▶ [Exercise description]
In full and without deviation, write out the entries that follow.
[START Task material]
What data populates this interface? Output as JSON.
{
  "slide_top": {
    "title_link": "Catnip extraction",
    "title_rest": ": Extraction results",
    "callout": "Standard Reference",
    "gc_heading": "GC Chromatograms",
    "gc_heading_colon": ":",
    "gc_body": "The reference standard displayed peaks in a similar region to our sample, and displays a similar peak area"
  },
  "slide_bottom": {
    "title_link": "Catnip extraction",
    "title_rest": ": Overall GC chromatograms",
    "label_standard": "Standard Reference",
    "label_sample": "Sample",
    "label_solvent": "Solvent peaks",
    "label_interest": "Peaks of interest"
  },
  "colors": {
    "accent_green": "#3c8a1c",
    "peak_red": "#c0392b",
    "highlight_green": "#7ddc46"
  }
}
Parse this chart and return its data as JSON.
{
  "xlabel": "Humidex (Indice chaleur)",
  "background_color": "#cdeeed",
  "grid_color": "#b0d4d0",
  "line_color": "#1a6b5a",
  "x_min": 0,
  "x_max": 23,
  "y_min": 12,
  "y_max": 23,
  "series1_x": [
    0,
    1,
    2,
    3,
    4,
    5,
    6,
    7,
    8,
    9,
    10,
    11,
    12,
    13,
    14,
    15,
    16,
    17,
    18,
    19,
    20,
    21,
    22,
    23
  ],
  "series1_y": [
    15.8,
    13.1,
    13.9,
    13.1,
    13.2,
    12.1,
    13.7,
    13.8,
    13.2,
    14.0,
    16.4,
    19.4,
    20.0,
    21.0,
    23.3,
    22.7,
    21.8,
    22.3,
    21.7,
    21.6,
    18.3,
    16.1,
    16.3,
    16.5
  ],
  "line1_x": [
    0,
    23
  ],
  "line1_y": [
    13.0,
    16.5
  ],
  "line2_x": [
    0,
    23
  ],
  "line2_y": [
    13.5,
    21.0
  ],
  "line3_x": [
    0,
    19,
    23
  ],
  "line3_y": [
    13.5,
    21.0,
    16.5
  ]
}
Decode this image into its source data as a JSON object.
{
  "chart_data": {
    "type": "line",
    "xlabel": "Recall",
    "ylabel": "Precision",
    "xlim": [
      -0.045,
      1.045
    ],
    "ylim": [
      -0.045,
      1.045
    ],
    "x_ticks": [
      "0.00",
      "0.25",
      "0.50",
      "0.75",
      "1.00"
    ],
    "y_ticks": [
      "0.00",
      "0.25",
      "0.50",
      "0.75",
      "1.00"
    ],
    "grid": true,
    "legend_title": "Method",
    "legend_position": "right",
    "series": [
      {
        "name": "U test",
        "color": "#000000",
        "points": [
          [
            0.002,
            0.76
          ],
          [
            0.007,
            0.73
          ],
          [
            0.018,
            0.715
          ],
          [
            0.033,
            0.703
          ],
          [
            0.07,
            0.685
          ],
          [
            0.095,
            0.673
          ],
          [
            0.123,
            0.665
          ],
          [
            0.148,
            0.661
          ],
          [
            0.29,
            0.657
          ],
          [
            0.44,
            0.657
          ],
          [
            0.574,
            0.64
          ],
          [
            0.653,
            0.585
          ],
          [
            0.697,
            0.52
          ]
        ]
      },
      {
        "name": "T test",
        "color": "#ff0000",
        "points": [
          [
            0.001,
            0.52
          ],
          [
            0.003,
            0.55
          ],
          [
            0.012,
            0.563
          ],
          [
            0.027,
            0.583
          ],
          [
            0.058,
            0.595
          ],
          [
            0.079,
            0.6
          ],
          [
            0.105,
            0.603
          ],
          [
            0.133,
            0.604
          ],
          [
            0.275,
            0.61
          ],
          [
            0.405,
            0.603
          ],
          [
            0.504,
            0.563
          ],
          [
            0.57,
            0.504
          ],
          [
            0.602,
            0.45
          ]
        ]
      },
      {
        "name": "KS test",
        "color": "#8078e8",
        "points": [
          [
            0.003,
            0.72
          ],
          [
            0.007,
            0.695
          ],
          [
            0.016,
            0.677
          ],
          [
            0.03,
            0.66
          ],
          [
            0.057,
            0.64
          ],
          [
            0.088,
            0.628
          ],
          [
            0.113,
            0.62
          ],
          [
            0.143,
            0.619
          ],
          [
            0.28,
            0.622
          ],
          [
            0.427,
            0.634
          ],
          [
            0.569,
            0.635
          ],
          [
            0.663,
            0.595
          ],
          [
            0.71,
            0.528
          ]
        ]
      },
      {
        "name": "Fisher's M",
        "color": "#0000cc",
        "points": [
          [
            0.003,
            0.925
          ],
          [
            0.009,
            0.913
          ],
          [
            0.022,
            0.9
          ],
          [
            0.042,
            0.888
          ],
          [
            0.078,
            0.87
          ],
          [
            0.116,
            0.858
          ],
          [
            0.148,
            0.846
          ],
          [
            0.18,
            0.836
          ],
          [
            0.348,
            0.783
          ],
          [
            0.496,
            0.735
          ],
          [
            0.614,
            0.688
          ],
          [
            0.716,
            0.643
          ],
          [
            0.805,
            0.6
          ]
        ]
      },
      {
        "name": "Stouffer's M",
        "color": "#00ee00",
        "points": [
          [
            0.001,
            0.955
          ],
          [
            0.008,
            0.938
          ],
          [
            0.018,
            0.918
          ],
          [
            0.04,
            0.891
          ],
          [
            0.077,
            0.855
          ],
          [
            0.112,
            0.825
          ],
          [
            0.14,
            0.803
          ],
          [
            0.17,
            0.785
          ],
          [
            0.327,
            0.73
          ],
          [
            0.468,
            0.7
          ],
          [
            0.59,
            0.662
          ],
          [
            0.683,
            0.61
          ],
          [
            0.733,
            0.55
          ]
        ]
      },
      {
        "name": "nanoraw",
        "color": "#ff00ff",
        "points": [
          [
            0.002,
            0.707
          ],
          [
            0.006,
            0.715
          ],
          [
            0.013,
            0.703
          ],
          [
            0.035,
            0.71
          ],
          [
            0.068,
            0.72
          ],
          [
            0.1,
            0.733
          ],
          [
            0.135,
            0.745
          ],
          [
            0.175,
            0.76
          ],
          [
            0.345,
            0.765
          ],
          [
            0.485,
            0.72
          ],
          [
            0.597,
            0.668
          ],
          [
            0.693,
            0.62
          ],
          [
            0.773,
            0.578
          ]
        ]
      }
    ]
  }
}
[END Task material]
▶ [Full answer]
What data populates this interface? Output as JSON.
{
  "slide_top": {
    "title_link": "Catnip extraction",
    "title_rest": ": Extraction results",
    "callout": "Standard Reference",
    "gc_heading": "GC Chromatograms",
    "gc_heading_colon": ":",
    "gc_body": "The reference standard displayed peaks in a similar region to our sample, and displays a similar peak area"
  },
  "slide_bottom": {
    "title_link": "Catnip extraction",
    "title_rest": ": Overall GC chromatograms",
    "label_standard": "Standard Reference",
    "label_sample": "Sample",
    "label_solvent": "Solvent peaks",
    "label_interest": "Peaks of interest"
  },
  "colors": {
    "accent_green": "#3c8a1c",
    "peak_red": "#c0392b",
    "highlight_green": "#7ddc46"
  }
}
Parse this chart and return its data as JSON.
{
  "xlabel": "Humidex (Indice chaleur)",
  "background_color": "#cdeeed",
  "grid_color": "#b0d4d0",
  "line_color": "#1a6b5a",
  "x_min": 0,
  "x_max": 23,
  "y_min": 12,
  "y_max": 23,
  "series1_x": [
    0,
    1,
    2,
    3,
    4,
    5,
    6,
    7,
    8,
    9,
    10,
    11,
    12,
    13,
    14,
    15,
    16,
    17,
    18,
    19,
    20,
    21,
    22,
    23
  ],
  "series1_y": [
    15.8,
    13.1,
    13.9,
    13.1,
    13.2,
    12.1,
    13.7,
    13.8,
    13.2,
    14.0,
    16.4,
    19.4,
    20.0,
    21.0,
    23.3,
    22.7,
    21.8,
    22.3,
    21.7,
    21.6,
    18.3,
    16.1,
    16.3,
    16.5
  ],
  "line1_x": [
    0,
    23
  ],
  "line1_y": [
    13.0,
    16.5
  ],
  "line2_x": [
    0,
    23
  ],
  "line2_y": [
    13.5,
    21.0
  ],
  "line3_x": [
    0,
    19,
    23
  ],
  "line3_y": [
    13.5,
    21.0,
    16.5
  ]
}
Decode this image into its source data as a JSON object.
{
  "chart_data": {
    "type": "line",
    "xlabel": "Recall",
    "ylabel": "Precision",
    "xlim": [
      -0.045,
      1.045
    ],
    "ylim": [
      -0.045,
      1.045
    ],
    "x_ticks": [
      "0.00",
      "0.25",
      "0.50",
      "0.75",
      "1.00"
    ],
    "y_ticks": [
      "0.00",
      "0.25",
      "0.50",
      "0.75",
      "1.00"
    ],
    "grid": true,
    "legend_title": "Method",
    "legend_position": "right",
    "series": [
      {
        "name": "U test",
        "color": "#000000",
        "points": [
          [
            0.002,
            0.76
          ],
          [
            0.007,
            0.73
          ],
          [
            0.018,
            0.715
          ],
          [
            0.033,
            0.703
          ],
          [
            0.07,
            0.685
          ],
          [
            0.095,
            0.673
          ],
          [
            0.123,
            0.665
          ],
          [
            0.148,
            0.661
          ],
          [
            0.29,
            0.657
          ],
          [
            0.44,
            0.657
          ],
          [
            0.574,
            0.64
          ],
          [
            0.653,
            0.585
          ],
          [
            0.697,
            0.52
          ]
        ]
      },
      {
        "name": "T test",
        "color": "#ff0000",
        "points": [
          [
            0.001,
            0.52
          ],
          [
            0.003,
            0.55
          ],
          [
            0.012,
            0.563
          ],
          [
            0.027,
            0.583
          ],
          [
            0.058,
            0.595
          ],
          [
            0.079,
            0.6
          ],
          [
            0.105,
            0.603
          ],
          [
            0.133,
            0.604
          ],
          [
            0.275,
            0.61
          ],
          [
            0.405,
            0.603
          ],
          [
            0.504,
            0.563
          ],
          [
            0.57,
            0.504
          ],
          [
            0.602,
            0.45
          ]
        ]
      },
      {
        "name": "KS test",
        "color": "#8078e8",
        "points": [
          [
            0.003,
            0.72
          ],
          [
            0.007,
            0.695
          ],
          [
            0.016,
            0.677
          ],
          [
            0.03,
            0.66
          ],
          [
            0.057,
            0.64
          ],
          [
            0.088,
            0.628
          ],
          [
            0.113,
            0.62
          ],
          [
            0.143,
            0.619
          ],
          [
            0.28,
            0.622
          ],
          [
            0.427,
            0.634
          ],
          [
            0.569,
            0.635
          ],
          [
            0.663,
            0.595
          ],
          [
            0.71,
            0.528
          ]
        ]
      },
      {
        "name": "Fisher's M",
        "color": "#0000cc",
        "points": [
          [
            0.003,
            0.925
          ],
          [
            0.009,
            0.913
          ],
          [
            0.022,
            0.9
          ],
          [
            0.042,
            0.888
          ],
          [
            0.078,
            0.87
          ],
          [
            0.116,
            0.858
          ],
          [
            0.148,
            0.846
          ],
          [
            0.18,
            0.836
          ],
          [
            0.348,
            0.783
          ],
          [
            0.496,
            0.735
          ],
          [
            0.614,
            0.688
          ],
          [
            0.716,
            0.643
          ],
          [
            0.805,
            0.6
          ]
        ]
      },
      {
        "name": "Stouffer's M",
        "color": "#00ee00",
        "points": [
          [
            0.001,
            0.955
          ],
          [
            0.008,
            0.938
          ],
          [
            0.018,
            0.918
          ],
          [
            0.04,
            0.891
          ],
          [
            0.077,
            0.855
          ],
          [
            0.112,
            0.825
          ],
          [
            0.14,
            0.803
          ],
          [
            0.17,
            0.785
          ],
          [
            0.327,
            0.73
          ],
          [
            0.468,
            0.7
          ],
          [
            0.59,
            0.662
          ],
          [
            0.683,
            0.61
          ],
          [
            0.733,
            0.55
          ]
        ]
      },
      {
        "name": "nanoraw",
        "color": "#ff00ff",
        "points": [
          [
            0.002,
            0.707
          ],
          [
            0.006,
            0.715
          ],
          [
            0.013,
            0.703
          ],
          [
            0.035,
            0.71
          ],
          [
            0.068,
            0.72
          ],
          [
            0.1,
            0.733
          ],
          [
            0.135,
            0.745
          ],
          [
            0.175,
            0.76
          ],
          [
            0.345,
            0.765
          ],
          [
            0.485,
            0.72
          ],
          [
            0.597,
            0.668
          ],
          [
            0.693,
            0.62
          ],
          [
            0.773,
            0.578
          ]
        ]
      }
    ]
  }
}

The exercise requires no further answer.